(Rows from a figure dataset)
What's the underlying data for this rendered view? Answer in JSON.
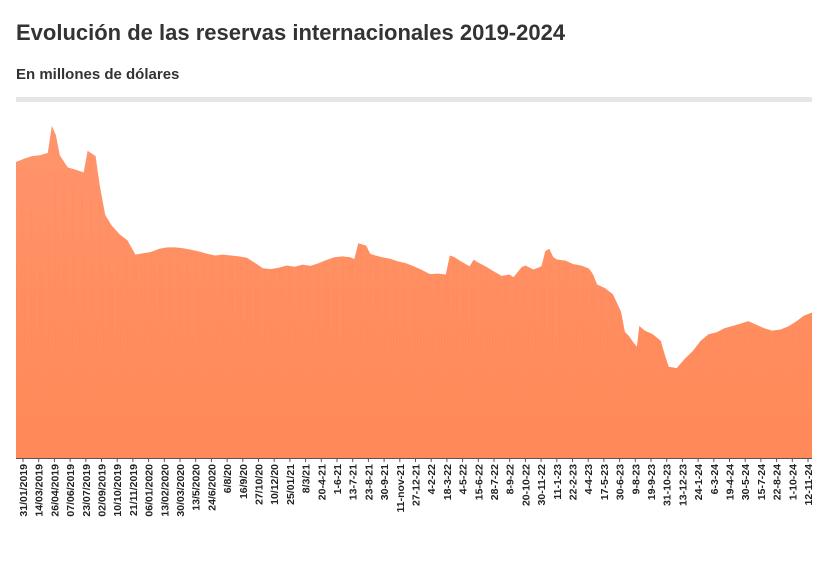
{
  "header": {
    "title": "Evolución de las reservas internacionales 2019-2024",
    "subtitle": "En millones de dólares"
  },
  "colors": {
    "fill": "#ff9166",
    "fill_dark": "#ff7a45",
    "axis": "#555555",
    "rule": "#e6e6e6",
    "text": "#333333"
  },
  "chart_data": {
    "type": "area",
    "title": "Evolución de las reservas internacionales 2019-2024",
    "subtitle": "En millones de dólares",
    "xlabel": "",
    "ylabel": "",
    "grid": false,
    "legend": "none",
    "y_axis_shown": false,
    "ylim": [
      0,
      77000
    ],
    "categories": [
      "31/01/2019",
      "14/03/2019",
      "26/04/2019",
      "07/06/2019",
      "23/07/2019",
      "02/09/2019",
      "10/10/2019",
      "21/11/2019",
      "06/01/2020",
      "13/02/2020",
      "30/03/2020",
      "13/5/2020",
      "24/6/2020",
      "6/8/20",
      "16/9/20",
      "27/10/20",
      "10/12/20",
      "25/01/21",
      "8/3/21",
      "20-4-21",
      "1-6-21",
      "13-7-21",
      "23-8-21",
      "30-9-21",
      "11-nov-21",
      "27-12-21",
      "4-2-22",
      "18-3-22",
      "4-5-22",
      "15-6-22",
      "28-7-22",
      "8-9-22",
      "20-10-22",
      "30-11-22",
      "11-1-23",
      "22-2-23",
      "4-4-23",
      "17-5-23",
      "30-6-23",
      "9-8-23",
      "19-9-23",
      "31-10-23",
      "13-12-23",
      "24-1-24",
      "6-3-24",
      "19-4-24",
      "30-5-24",
      "15-7-24",
      "22-8-24",
      "1-10-24",
      "12-11-24"
    ],
    "series": [
      {
        "name": "",
        "points": [
          [
            0.0,
            65500
          ],
          [
            0.01,
            66200
          ],
          [
            0.02,
            66800
          ],
          [
            0.03,
            67000
          ],
          [
            0.04,
            67500
          ],
          [
            0.045,
            73500
          ],
          [
            0.05,
            71500
          ],
          [
            0.055,
            67000
          ],
          [
            0.065,
            64300
          ],
          [
            0.075,
            63800
          ],
          [
            0.085,
            63200
          ],
          [
            0.09,
            68000
          ],
          [
            0.1,
            66800
          ],
          [
            0.105,
            60500
          ],
          [
            0.112,
            53800
          ],
          [
            0.12,
            51500
          ],
          [
            0.13,
            49500
          ],
          [
            0.14,
            48200
          ],
          [
            0.15,
            45000
          ],
          [
            0.16,
            45300
          ],
          [
            0.17,
            45600
          ],
          [
            0.18,
            46300
          ],
          [
            0.19,
            46600
          ],
          [
            0.2,
            46600
          ],
          [
            0.21,
            46400
          ],
          [
            0.22,
            46100
          ],
          [
            0.23,
            45700
          ],
          [
            0.24,
            45200
          ],
          [
            0.25,
            44800
          ],
          [
            0.26,
            45000
          ],
          [
            0.27,
            44800
          ],
          [
            0.28,
            44600
          ],
          [
            0.29,
            44300
          ],
          [
            0.3,
            43200
          ],
          [
            0.31,
            42000
          ],
          [
            0.32,
            41800
          ],
          [
            0.33,
            42100
          ],
          [
            0.34,
            42600
          ],
          [
            0.35,
            42300
          ],
          [
            0.36,
            42800
          ],
          [
            0.37,
            42500
          ],
          [
            0.38,
            43100
          ],
          [
            0.39,
            43800
          ],
          [
            0.4,
            44400
          ],
          [
            0.41,
            44600
          ],
          [
            0.42,
            44400
          ],
          [
            0.425,
            44000
          ],
          [
            0.43,
            47500
          ],
          [
            0.44,
            47000
          ],
          [
            0.445,
            45200
          ],
          [
            0.45,
            44900
          ],
          [
            0.46,
            44400
          ],
          [
            0.47,
            44100
          ],
          [
            0.48,
            43500
          ],
          [
            0.49,
            43100
          ],
          [
            0.5,
            42400
          ],
          [
            0.51,
            41600
          ],
          [
            0.52,
            40700
          ],
          [
            0.53,
            40800
          ],
          [
            0.54,
            40600
          ],
          [
            0.545,
            44800
          ],
          [
            0.55,
            44500
          ],
          [
            0.56,
            43400
          ],
          [
            0.57,
            42400
          ],
          [
            0.575,
            43900
          ],
          [
            0.58,
            43300
          ],
          [
            0.59,
            42400
          ],
          [
            0.6,
            41300
          ],
          [
            0.61,
            40300
          ],
          [
            0.62,
            40600
          ],
          [
            0.625,
            40000
          ],
          [
            0.635,
            42200
          ],
          [
            0.64,
            42600
          ],
          [
            0.65,
            41700
          ],
          [
            0.66,
            42400
          ],
          [
            0.665,
            45800
          ],
          [
            0.67,
            46300
          ],
          [
            0.675,
            44400
          ],
          [
            0.68,
            43900
          ],
          [
            0.69,
            43700
          ],
          [
            0.7,
            42900
          ],
          [
            0.71,
            42600
          ],
          [
            0.72,
            41900
          ],
          [
            0.725,
            40600
          ],
          [
            0.73,
            38400
          ],
          [
            0.74,
            37600
          ],
          [
            0.75,
            36200
          ],
          [
            0.76,
            32400
          ],
          [
            0.765,
            27900
          ],
          [
            0.77,
            27000
          ],
          [
            0.775,
            25700
          ],
          [
            0.78,
            24600
          ],
          [
            0.783,
            29200
          ],
          [
            0.79,
            28200
          ],
          [
            0.8,
            27400
          ],
          [
            0.81,
            25900
          ],
          [
            0.815,
            22900
          ],
          [
            0.82,
            20200
          ],
          [
            0.83,
            19900
          ],
          [
            0.84,
            21900
          ],
          [
            0.85,
            23600
          ],
          [
            0.86,
            25900
          ],
          [
            0.87,
            27400
          ],
          [
            0.88,
            27800
          ],
          [
            0.89,
            28700
          ],
          [
            0.9,
            29200
          ],
          [
            0.91,
            29700
          ],
          [
            0.92,
            30300
          ],
          [
            0.93,
            29500
          ],
          [
            0.94,
            28700
          ],
          [
            0.95,
            28200
          ],
          [
            0.96,
            28400
          ],
          [
            0.97,
            29100
          ],
          [
            0.98,
            30200
          ],
          [
            0.99,
            31500
          ],
          [
            1.0,
            32200
          ]
        ]
      }
    ]
  }
}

:: STATED PROBLEM ::
Print each entry shown above with exact wording and no pictures.

:: EXERCISE SOLUTION ::
What's the underlying data for this rendered view? Answer in JSON.
{
  "header": {
    "title": "Evolución de las reservas internacionales 2019-2024",
    "subtitle": "En millones de dólares"
  },
  "colors": {
    "fill": "#ff9166",
    "fill_dark": "#ff7a45",
    "axis": "#555555",
    "rule": "#e6e6e6",
    "text": "#333333"
  },
  "chart_data": {
    "type": "area",
    "title": "Evolución de las reservas internacionales 2019-2024",
    "subtitle": "En millones de dólares",
    "xlabel": "",
    "ylabel": "",
    "grid": false,
    "legend": "none",
    "y_axis_shown": false,
    "ylim": [
      0,
      77000
    ],
    "categories": [
      "31/01/2019",
      "14/03/2019",
      "26/04/2019",
      "07/06/2019",
      "23/07/2019",
      "02/09/2019",
      "10/10/2019",
      "21/11/2019",
      "06/01/2020",
      "13/02/2020",
      "30/03/2020",
      "13/5/2020",
      "24/6/2020",
      "6/8/20",
      "16/9/20",
      "27/10/20",
      "10/12/20",
      "25/01/21",
      "8/3/21",
      "20-4-21",
      "1-6-21",
      "13-7-21",
      "23-8-21",
      "30-9-21",
      "11-nov-21",
      "27-12-21",
      "4-2-22",
      "18-3-22",
      "4-5-22",
      "15-6-22",
      "28-7-22",
      "8-9-22",
      "20-10-22",
      "30-11-22",
      "11-1-23",
      "22-2-23",
      "4-4-23",
      "17-5-23",
      "30-6-23",
      "9-8-23",
      "19-9-23",
      "31-10-23",
      "13-12-23",
      "24-1-24",
      "6-3-24",
      "19-4-24",
      "30-5-24",
      "15-7-24",
      "22-8-24",
      "1-10-24",
      "12-11-24"
    ],
    "series": [
      {
        "name": "",
        "points": [
          [
            0.0,
            65500
          ],
          [
            0.01,
            66200
          ],
          [
            0.02,
            66800
          ],
          [
            0.03,
            67000
          ],
          [
            0.04,
            67500
          ],
          [
            0.045,
            73500
          ],
          [
            0.05,
            71500
          ],
          [
            0.055,
            67000
          ],
          [
            0.065,
            64300
          ],
          [
            0.075,
            63800
          ],
          [
            0.085,
            63200
          ],
          [
            0.09,
            68000
          ],
          [
            0.1,
            66800
          ],
          [
            0.105,
            60500
          ],
          [
            0.112,
            53800
          ],
          [
            0.12,
            51500
          ],
          [
            0.13,
            49500
          ],
          [
            0.14,
            48200
          ],
          [
            0.15,
            45000
          ],
          [
            0.16,
            45300
          ],
          [
            0.17,
            45600
          ],
          [
            0.18,
            46300
          ],
          [
            0.19,
            46600
          ],
          [
            0.2,
            46600
          ],
          [
            0.21,
            46400
          ],
          [
            0.22,
            46100
          ],
          [
            0.23,
            45700
          ],
          [
            0.24,
            45200
          ],
          [
            0.25,
            44800
          ],
          [
            0.26,
            45000
          ],
          [
            0.27,
            44800
          ],
          [
            0.28,
            44600
          ],
          [
            0.29,
            44300
          ],
          [
            0.3,
            43200
          ],
          [
            0.31,
            42000
          ],
          [
            0.32,
            41800
          ],
          [
            0.33,
            42100
          ],
          [
            0.34,
            42600
          ],
          [
            0.35,
            42300
          ],
          [
            0.36,
            42800
          ],
          [
            0.37,
            42500
          ],
          [
            0.38,
            43100
          ],
          [
            0.39,
            43800
          ],
          [
            0.4,
            44400
          ],
          [
            0.41,
            44600
          ],
          [
            0.42,
            44400
          ],
          [
            0.425,
            44000
          ],
          [
            0.43,
            47500
          ],
          [
            0.44,
            47000
          ],
          [
            0.445,
            45200
          ],
          [
            0.45,
            44900
          ],
          [
            0.46,
            44400
          ],
          [
            0.47,
            44100
          ],
          [
            0.48,
            43500
          ],
          [
            0.49,
            43100
          ],
          [
            0.5,
            42400
          ],
          [
            0.51,
            41600
          ],
          [
            0.52,
            40700
          ],
          [
            0.53,
            40800
          ],
          [
            0.54,
            40600
          ],
          [
            0.545,
            44800
          ],
          [
            0.55,
            44500
          ],
          [
            0.56,
            43400
          ],
          [
            0.57,
            42400
          ],
          [
            0.575,
            43900
          ],
          [
            0.58,
            43300
          ],
          [
            0.59,
            42400
          ],
          [
            0.6,
            41300
          ],
          [
            0.61,
            40300
          ],
          [
            0.62,
            40600
          ],
          [
            0.625,
            40000
          ],
          [
            0.635,
            42200
          ],
          [
            0.64,
            42600
          ],
          [
            0.65,
            41700
          ],
          [
            0.66,
            42400
          ],
          [
            0.665,
            45800
          ],
          [
            0.67,
            46300
          ],
          [
            0.675,
            44400
          ],
          [
            0.68,
            43900
          ],
          [
            0.69,
            43700
          ],
          [
            0.7,
            42900
          ],
          [
            0.71,
            42600
          ],
          [
            0.72,
            41900
          ],
          [
            0.725,
            40600
          ],
          [
            0.73,
            38400
          ],
          [
            0.74,
            37600
          ],
          [
            0.75,
            36200
          ],
          [
            0.76,
            32400
          ],
          [
            0.765,
            27900
          ],
          [
            0.77,
            27000
          ],
          [
            0.775,
            25700
          ],
          [
            0.78,
            24600
          ],
          [
            0.783,
            29200
          ],
          [
            0.79,
            28200
          ],
          [
            0.8,
            27400
          ],
          [
            0.81,
            25900
          ],
          [
            0.815,
            22900
          ],
          [
            0.82,
            20200
          ],
          [
            0.83,
            19900
          ],
          [
            0.84,
            21900
          ],
          [
            0.85,
            23600
          ],
          [
            0.86,
            25900
          ],
          [
            0.87,
            27400
          ],
          [
            0.88,
            27800
          ],
          [
            0.89,
            28700
          ],
          [
            0.9,
            29200
          ],
          [
            0.91,
            29700
          ],
          [
            0.92,
            30300
          ],
          [
            0.93,
            29500
          ],
          [
            0.94,
            28700
          ],
          [
            0.95,
            28200
          ],
          [
            0.96,
            28400
          ],
          [
            0.97,
            29100
          ],
          [
            0.98,
            30200
          ],
          [
            0.99,
            31500
          ],
          [
            1.0,
            32200
          ]
        ]
      }
    ]
  }
}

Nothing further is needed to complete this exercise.